:: WHAT THE EXERCISE ASKS ::
Determine how many lines include "name". Give the number and nothing else.
** start **
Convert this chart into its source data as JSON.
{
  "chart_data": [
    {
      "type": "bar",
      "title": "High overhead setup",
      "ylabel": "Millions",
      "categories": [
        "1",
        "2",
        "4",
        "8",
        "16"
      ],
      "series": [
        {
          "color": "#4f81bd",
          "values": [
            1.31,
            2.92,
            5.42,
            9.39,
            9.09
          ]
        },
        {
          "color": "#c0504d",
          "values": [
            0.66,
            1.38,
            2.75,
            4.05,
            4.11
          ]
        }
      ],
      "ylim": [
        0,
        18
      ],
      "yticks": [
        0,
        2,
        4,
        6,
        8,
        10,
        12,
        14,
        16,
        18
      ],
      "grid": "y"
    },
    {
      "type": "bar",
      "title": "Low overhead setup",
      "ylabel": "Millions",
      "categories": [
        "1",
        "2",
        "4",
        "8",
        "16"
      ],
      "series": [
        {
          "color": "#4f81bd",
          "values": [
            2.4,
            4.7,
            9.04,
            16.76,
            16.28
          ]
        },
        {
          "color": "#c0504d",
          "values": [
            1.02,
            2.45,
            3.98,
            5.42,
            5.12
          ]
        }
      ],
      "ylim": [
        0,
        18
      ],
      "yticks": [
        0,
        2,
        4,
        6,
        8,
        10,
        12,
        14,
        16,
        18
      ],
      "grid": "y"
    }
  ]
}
** end **
** start **
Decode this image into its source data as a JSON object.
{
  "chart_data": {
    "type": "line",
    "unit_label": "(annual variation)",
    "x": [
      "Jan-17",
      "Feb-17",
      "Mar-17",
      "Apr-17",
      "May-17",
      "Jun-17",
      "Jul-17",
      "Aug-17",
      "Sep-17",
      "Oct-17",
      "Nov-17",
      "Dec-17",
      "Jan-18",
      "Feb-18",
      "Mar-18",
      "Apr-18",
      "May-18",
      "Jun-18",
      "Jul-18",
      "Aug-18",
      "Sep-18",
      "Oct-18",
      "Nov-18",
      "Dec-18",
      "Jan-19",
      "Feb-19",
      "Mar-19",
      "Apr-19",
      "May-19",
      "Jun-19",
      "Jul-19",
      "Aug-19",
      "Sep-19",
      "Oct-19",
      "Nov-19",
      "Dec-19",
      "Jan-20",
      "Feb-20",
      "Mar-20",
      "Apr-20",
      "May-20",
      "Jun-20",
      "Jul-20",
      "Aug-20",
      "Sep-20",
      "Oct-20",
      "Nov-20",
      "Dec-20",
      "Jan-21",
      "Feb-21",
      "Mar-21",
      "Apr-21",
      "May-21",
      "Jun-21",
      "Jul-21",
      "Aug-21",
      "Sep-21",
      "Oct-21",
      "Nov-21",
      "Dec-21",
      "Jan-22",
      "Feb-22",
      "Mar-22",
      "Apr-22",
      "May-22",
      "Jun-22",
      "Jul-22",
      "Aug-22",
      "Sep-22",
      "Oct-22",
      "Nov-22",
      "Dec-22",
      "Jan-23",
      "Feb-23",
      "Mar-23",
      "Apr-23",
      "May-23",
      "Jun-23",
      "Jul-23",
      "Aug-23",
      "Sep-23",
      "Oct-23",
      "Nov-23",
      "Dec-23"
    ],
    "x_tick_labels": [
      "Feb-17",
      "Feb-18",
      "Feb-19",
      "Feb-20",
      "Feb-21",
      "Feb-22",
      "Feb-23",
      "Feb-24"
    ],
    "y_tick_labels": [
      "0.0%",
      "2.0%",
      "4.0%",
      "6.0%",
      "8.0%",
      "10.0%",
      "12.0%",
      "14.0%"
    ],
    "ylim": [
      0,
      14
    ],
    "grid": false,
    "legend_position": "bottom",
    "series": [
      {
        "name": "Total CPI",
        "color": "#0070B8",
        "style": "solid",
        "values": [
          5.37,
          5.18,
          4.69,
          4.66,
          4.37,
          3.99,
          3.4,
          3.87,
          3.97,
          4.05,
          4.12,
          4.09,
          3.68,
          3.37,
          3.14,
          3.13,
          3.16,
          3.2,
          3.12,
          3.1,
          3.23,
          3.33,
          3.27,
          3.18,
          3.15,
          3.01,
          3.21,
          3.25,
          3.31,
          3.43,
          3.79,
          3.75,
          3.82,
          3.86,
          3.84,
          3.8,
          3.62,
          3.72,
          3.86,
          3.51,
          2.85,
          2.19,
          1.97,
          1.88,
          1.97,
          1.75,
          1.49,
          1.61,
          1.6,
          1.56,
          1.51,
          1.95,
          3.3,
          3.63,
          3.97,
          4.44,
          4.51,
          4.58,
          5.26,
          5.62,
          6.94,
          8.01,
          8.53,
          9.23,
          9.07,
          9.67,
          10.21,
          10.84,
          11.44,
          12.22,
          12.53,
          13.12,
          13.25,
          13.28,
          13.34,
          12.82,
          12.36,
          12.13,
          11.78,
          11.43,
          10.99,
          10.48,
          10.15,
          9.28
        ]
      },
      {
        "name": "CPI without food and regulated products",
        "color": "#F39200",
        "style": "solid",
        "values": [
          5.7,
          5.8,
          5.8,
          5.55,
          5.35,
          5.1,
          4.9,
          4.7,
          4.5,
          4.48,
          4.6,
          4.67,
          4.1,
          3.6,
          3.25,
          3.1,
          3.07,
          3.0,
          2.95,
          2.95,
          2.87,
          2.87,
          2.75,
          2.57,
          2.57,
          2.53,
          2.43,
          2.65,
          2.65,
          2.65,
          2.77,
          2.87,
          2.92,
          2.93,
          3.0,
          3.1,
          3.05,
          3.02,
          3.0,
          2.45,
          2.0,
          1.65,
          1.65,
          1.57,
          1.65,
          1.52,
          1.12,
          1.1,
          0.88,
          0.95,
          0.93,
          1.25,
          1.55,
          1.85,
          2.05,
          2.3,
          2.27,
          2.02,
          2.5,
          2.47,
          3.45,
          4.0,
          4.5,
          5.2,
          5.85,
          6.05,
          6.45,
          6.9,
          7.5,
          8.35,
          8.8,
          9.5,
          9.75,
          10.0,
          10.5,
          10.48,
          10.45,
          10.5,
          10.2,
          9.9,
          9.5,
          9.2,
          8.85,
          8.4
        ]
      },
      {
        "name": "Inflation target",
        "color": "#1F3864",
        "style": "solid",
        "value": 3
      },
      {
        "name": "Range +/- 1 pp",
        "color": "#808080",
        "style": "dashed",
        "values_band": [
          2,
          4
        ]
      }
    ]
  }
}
** end **
:: ANSWER TO THE TASK ::
4